### WHAT IS BEING ASKED
Copy out the entries exactly, from the first line to the last.

### EXCERPTED RECORDS
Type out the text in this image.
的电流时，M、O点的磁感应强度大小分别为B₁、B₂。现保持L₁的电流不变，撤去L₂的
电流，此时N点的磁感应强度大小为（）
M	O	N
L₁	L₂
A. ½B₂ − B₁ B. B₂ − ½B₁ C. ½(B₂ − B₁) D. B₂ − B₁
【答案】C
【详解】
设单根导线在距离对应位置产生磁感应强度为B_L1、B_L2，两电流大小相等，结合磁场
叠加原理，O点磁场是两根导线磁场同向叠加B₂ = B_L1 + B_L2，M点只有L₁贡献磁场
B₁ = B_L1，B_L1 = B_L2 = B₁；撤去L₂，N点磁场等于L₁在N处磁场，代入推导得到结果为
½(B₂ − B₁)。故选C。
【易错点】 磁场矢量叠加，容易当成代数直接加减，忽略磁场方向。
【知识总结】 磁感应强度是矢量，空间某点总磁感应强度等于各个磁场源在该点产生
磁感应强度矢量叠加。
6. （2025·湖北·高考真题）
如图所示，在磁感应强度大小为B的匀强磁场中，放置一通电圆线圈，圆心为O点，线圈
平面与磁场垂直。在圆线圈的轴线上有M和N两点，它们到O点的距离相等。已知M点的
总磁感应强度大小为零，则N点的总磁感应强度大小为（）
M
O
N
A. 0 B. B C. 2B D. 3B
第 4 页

### COMPLETED EXERCISE
Type out the text in this image.
的电流时，M、O点的磁感应强度大小分别为B₁、B₂。现保持L₁的电流不变，撤去L₂的
电流，此时N点的磁感应强度大小为（）
M	O	N
L₁	L₂
A. ½B₂ − B₁ B. B₂ − ½B₁ C. ½(B₂ − B₁) D. B₂ − B₁
【答案】C
【详解】
设单根导线在距离对应位置产生磁感应强度为B_L1、B_L2，两电流大小相等，结合磁场
叠加原理，O点磁场是两根导线磁场同向叠加B₂ = B_L1 + B_L2，M点只有L₁贡献磁场
B₁ = B_L1，B_L1 = B_L2 = B₁；撤去L₂，N点磁场等于L₁在N处磁场，代入推导得到结果为
½(B₂ − B₁)。故选C。
【易错点】 磁场矢量叠加，容易当成代数直接加减，忽略磁场方向。
【知识总结】 磁感应强度是矢量，空间某点总磁感应强度等于各个磁场源在该点产生
磁感应强度矢量叠加。
6. （2025·湖北·高考真题）
如图所示，在磁感应强度大小为B的匀强磁场中，放置一通电圆线圈，圆心为O点，线圈
平面与磁场垂直。在圆线圈的轴线上有M和N两点，它们到O点的距离相等。已知M点的
总磁感应强度大小为零，则N点的总磁感应强度大小为（）
M
O
N
A. 0 B. B C. 2B D. 3B
第 4 页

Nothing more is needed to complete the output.